- TASK TO COMPLETE: Below are records; please give the number of their lines that contain the string "plattegrond", and only that number.

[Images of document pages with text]
════

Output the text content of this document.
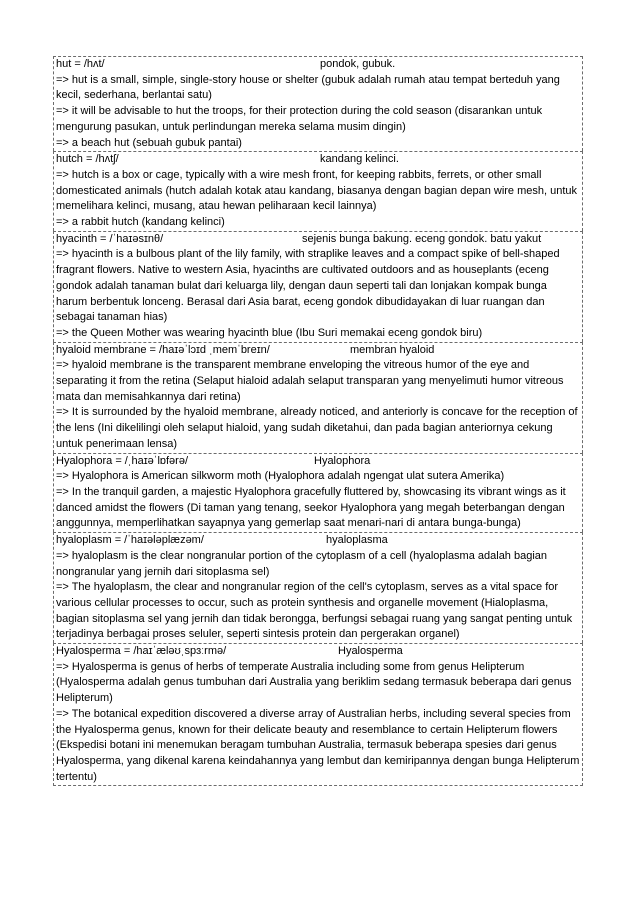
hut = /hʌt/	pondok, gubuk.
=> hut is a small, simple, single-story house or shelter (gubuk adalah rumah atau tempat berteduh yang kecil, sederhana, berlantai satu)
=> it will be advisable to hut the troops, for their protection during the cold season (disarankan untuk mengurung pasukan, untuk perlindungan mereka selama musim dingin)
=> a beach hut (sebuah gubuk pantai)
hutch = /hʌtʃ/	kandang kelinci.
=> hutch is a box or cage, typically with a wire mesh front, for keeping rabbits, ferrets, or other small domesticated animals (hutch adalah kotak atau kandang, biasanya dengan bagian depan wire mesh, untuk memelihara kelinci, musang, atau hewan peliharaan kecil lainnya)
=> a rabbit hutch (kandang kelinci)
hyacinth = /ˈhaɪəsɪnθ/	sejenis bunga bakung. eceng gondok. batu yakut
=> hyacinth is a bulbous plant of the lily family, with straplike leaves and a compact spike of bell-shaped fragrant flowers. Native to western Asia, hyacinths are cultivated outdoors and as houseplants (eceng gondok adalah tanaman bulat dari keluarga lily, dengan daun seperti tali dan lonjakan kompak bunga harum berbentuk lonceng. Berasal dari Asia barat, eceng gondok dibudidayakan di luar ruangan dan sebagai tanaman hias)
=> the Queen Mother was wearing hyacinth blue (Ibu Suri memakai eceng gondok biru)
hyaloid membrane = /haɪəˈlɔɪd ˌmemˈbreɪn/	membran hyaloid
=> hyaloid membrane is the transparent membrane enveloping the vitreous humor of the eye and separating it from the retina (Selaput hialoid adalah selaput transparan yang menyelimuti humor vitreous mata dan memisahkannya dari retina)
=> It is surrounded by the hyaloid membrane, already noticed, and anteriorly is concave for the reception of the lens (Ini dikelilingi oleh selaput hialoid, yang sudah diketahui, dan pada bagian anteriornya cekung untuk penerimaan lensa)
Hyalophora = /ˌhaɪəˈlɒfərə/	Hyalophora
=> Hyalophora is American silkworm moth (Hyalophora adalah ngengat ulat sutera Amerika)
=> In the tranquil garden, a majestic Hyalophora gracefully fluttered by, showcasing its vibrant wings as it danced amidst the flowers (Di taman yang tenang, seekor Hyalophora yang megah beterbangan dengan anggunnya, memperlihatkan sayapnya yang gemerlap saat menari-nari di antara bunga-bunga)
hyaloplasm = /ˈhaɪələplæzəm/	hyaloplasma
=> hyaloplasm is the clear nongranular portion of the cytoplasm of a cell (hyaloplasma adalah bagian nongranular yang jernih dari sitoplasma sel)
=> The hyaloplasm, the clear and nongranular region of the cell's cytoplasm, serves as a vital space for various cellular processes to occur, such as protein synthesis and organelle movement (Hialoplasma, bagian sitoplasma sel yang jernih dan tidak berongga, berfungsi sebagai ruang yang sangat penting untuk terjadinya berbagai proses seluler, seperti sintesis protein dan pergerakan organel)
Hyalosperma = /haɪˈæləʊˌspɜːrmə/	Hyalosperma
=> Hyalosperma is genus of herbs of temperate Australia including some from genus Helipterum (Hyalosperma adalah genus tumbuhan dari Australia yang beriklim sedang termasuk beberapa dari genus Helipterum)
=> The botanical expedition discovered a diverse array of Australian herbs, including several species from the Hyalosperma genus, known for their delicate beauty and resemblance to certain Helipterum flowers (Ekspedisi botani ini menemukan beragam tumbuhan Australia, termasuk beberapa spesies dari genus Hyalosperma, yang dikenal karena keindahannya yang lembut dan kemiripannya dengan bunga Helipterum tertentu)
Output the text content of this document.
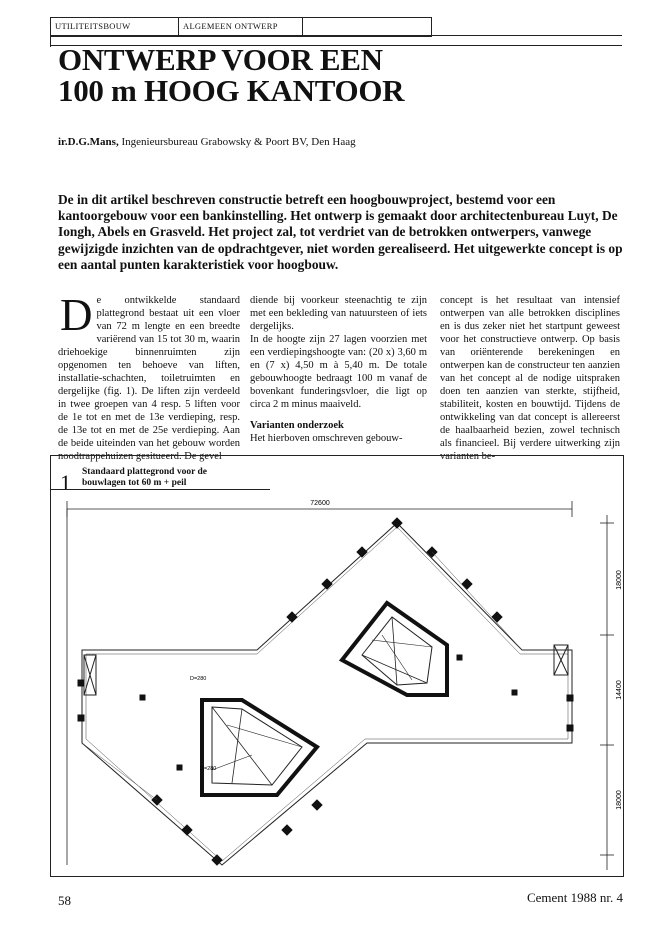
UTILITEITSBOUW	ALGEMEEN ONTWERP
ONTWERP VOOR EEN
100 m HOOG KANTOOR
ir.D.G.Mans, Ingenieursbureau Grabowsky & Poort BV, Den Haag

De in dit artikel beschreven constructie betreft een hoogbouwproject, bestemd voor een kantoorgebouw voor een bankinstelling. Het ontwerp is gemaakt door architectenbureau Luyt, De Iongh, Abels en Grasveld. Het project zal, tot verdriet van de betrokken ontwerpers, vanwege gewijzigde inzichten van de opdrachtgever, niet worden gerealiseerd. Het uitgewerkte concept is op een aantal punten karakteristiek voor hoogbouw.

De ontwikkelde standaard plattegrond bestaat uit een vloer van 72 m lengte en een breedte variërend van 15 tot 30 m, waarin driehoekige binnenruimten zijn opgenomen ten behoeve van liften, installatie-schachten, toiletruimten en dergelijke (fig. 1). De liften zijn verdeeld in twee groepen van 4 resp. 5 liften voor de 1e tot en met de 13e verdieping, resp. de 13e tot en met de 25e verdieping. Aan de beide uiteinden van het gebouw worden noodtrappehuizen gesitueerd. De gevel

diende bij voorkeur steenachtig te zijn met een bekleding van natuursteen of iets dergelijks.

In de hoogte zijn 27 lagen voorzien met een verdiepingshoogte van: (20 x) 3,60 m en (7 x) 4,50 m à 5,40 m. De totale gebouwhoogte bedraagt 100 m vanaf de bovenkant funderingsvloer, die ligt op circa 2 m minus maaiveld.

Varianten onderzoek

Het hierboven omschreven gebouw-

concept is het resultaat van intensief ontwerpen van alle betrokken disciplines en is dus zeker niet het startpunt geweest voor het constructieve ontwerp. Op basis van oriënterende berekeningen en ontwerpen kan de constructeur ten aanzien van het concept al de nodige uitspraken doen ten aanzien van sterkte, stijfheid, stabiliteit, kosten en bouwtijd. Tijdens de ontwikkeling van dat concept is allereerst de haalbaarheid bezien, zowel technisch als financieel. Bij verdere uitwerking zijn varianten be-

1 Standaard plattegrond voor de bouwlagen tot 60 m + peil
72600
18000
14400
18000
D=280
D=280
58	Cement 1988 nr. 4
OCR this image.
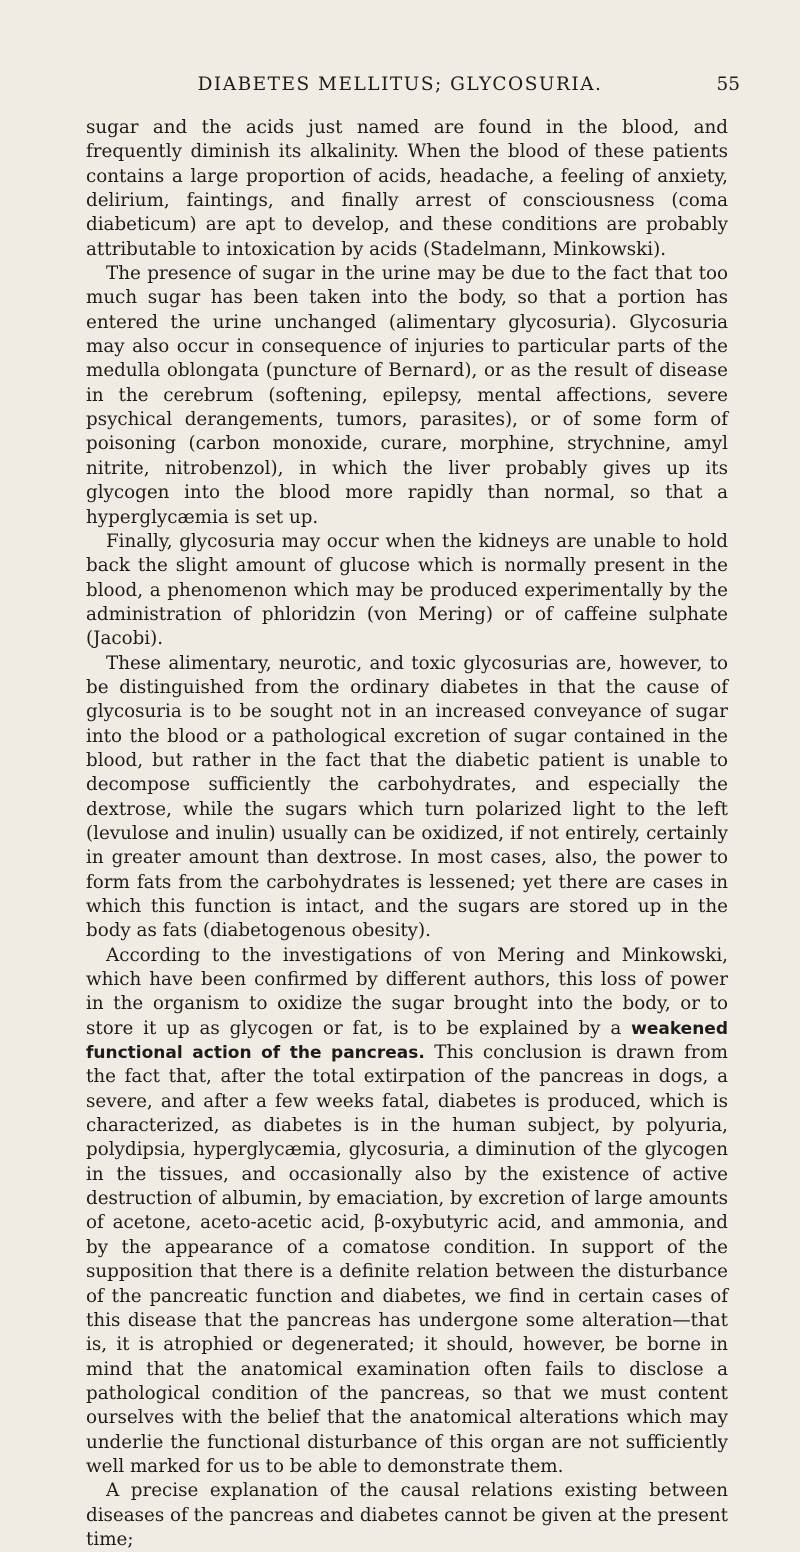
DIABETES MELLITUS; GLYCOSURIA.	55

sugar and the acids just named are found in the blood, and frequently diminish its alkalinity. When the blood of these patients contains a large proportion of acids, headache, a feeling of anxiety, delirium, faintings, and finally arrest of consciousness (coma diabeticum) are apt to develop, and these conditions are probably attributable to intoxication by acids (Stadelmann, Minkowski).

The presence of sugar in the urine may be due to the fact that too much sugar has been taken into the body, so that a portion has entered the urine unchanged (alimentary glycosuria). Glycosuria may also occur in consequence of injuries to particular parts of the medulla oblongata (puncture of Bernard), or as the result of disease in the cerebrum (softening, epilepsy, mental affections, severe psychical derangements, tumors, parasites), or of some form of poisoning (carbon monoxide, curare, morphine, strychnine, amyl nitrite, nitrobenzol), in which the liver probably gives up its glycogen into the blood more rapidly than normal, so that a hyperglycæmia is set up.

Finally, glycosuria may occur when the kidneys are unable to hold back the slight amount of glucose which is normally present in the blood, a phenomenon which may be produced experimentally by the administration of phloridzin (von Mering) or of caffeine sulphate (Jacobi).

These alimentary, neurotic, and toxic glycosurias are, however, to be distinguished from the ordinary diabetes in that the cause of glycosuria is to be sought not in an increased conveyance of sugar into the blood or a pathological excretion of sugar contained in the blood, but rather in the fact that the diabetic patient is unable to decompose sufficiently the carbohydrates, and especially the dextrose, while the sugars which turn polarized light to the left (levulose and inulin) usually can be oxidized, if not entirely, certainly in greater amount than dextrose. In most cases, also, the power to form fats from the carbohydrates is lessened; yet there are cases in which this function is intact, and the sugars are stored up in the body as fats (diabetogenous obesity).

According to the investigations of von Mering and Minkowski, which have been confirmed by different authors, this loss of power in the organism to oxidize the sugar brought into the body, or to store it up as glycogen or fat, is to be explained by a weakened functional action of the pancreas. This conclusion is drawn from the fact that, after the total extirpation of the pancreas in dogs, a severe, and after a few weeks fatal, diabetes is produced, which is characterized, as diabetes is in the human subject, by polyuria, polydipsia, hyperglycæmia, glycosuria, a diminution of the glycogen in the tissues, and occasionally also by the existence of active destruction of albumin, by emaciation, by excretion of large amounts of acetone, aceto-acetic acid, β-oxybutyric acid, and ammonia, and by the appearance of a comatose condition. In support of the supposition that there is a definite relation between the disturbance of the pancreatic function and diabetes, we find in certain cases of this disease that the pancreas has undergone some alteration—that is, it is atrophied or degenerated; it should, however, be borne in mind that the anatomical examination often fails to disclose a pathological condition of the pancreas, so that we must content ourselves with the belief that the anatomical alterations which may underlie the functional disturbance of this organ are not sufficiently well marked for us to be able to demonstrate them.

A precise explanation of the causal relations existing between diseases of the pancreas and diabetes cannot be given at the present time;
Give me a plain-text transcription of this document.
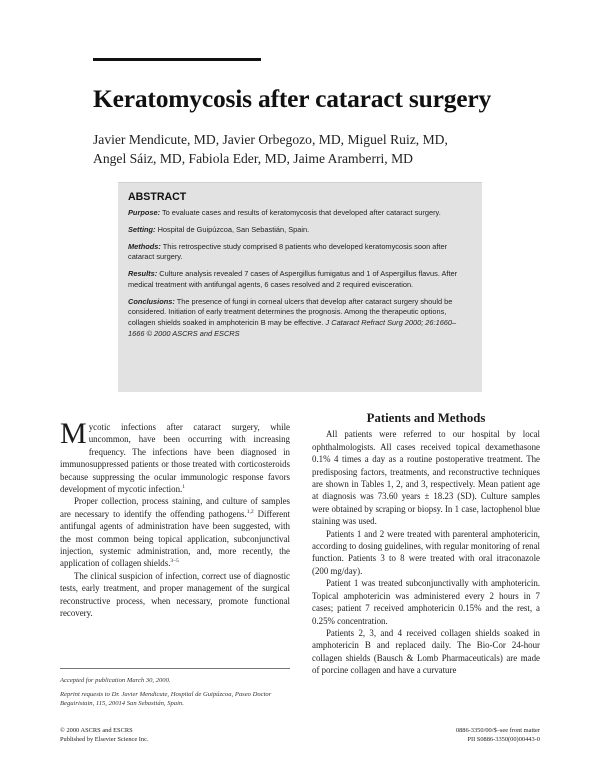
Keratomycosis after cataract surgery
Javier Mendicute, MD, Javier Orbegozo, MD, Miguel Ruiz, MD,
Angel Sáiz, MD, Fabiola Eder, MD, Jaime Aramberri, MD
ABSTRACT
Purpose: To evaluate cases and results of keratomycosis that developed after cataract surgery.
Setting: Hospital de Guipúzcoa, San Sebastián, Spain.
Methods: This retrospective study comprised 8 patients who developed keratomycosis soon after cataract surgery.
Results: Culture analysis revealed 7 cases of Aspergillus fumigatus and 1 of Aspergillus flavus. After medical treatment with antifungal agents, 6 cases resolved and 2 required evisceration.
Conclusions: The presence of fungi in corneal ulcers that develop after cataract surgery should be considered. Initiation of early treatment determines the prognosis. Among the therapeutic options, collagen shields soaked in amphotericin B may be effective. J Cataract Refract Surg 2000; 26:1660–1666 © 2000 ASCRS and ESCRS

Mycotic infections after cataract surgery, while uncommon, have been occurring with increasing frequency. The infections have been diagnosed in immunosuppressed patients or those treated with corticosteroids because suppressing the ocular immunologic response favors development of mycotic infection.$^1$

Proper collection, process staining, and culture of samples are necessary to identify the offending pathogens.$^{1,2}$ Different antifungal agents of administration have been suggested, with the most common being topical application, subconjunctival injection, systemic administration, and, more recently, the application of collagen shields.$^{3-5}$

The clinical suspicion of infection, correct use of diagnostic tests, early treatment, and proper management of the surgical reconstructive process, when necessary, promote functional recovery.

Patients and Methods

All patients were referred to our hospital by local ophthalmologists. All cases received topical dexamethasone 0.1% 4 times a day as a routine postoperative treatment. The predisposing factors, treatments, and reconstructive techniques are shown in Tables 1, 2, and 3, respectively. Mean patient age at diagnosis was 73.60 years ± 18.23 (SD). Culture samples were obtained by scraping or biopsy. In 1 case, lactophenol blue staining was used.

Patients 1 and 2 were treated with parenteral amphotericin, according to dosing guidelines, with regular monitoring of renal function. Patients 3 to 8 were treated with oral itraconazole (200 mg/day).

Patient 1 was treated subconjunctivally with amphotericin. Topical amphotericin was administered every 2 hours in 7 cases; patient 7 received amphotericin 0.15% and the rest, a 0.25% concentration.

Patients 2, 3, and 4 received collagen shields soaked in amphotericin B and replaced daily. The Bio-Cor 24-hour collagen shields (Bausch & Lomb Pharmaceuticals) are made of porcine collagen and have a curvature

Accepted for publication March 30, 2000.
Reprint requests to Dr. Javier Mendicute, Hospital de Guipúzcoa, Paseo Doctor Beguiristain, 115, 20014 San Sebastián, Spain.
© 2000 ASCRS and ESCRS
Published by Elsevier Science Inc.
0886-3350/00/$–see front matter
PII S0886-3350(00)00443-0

════

- WRITTEN SOLUTION: 2